### GIVEN TASK
Filter the listing below, copying every line in which the word "Viento" appears.
--- Start INPUT RECORDS ---
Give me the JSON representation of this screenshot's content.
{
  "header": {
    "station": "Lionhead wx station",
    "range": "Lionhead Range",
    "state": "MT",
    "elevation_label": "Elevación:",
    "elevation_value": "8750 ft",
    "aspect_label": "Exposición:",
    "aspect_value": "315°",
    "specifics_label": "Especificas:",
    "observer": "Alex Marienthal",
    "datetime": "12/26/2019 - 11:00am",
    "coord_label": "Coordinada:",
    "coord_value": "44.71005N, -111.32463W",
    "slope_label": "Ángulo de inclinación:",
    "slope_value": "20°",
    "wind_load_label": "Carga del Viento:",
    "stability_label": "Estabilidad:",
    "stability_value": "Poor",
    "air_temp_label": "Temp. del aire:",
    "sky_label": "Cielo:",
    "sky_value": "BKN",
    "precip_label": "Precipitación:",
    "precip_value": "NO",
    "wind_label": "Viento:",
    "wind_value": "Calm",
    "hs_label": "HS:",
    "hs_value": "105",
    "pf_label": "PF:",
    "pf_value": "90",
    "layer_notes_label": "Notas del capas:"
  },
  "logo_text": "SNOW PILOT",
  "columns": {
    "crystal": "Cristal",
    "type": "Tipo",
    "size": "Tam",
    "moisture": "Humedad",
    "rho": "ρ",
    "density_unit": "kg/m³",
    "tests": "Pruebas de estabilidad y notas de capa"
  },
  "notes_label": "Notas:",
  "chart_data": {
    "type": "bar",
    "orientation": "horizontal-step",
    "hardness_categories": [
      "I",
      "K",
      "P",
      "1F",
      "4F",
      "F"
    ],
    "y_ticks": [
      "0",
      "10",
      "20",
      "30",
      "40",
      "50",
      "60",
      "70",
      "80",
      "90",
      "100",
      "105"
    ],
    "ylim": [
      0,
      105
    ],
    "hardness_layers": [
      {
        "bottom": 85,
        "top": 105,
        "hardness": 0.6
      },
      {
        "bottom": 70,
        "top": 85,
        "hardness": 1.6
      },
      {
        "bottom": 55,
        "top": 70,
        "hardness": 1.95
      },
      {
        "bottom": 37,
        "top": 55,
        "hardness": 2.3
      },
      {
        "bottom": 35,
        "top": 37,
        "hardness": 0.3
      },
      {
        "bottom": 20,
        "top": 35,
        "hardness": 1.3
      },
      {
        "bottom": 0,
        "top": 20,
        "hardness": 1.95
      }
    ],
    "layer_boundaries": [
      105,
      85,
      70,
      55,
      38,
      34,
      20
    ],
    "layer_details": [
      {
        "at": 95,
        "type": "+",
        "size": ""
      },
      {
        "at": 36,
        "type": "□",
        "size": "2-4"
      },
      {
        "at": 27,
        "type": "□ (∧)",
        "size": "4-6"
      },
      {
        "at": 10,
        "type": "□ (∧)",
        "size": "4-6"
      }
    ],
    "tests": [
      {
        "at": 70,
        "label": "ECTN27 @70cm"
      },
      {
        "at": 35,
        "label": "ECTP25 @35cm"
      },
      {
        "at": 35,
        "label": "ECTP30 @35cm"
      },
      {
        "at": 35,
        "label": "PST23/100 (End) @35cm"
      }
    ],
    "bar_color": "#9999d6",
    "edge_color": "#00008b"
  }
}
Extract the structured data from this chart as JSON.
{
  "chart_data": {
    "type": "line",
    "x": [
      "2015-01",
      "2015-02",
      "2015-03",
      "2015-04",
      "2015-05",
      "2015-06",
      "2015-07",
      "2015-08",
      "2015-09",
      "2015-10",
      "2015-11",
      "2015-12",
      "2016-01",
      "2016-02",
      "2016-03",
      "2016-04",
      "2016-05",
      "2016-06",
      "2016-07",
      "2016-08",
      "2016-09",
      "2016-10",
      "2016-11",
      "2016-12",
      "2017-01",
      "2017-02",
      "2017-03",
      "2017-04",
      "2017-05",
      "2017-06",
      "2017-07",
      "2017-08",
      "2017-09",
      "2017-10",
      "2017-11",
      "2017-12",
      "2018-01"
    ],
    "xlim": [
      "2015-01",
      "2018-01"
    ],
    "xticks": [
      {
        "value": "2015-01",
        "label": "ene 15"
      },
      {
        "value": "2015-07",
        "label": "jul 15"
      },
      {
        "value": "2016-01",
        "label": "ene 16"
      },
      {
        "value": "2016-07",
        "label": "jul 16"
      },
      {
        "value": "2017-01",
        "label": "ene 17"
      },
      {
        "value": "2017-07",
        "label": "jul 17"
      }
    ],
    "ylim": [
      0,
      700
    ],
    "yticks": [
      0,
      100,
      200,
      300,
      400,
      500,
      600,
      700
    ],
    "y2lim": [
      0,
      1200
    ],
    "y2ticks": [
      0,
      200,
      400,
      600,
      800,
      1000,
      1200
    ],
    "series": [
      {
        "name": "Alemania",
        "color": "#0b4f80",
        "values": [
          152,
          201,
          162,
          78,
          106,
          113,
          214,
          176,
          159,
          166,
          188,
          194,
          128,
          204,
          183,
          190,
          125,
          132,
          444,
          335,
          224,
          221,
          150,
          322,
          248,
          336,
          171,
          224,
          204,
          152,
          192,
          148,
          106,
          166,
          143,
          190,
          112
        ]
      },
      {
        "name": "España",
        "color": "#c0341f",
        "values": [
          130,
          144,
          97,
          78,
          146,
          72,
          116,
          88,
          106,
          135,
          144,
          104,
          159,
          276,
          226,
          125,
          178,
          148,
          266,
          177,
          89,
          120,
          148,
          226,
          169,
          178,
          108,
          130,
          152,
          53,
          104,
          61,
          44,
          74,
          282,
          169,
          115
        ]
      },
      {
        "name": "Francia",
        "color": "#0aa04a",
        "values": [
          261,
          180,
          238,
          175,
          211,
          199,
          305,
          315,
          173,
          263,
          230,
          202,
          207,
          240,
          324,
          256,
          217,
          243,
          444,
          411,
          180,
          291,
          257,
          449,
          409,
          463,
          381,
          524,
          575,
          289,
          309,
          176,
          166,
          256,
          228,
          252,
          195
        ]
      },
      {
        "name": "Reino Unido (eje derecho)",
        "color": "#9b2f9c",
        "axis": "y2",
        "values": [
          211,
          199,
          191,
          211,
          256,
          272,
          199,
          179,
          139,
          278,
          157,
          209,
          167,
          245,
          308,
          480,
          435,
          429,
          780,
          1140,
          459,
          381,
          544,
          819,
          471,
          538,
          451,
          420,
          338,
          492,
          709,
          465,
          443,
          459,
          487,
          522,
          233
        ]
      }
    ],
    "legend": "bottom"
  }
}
--- End INPUT RECORDS ---
### EXERCISE OUTPUT
    "wind_load_label": "Carga del Viento:",
    "wind_label": "Viento:",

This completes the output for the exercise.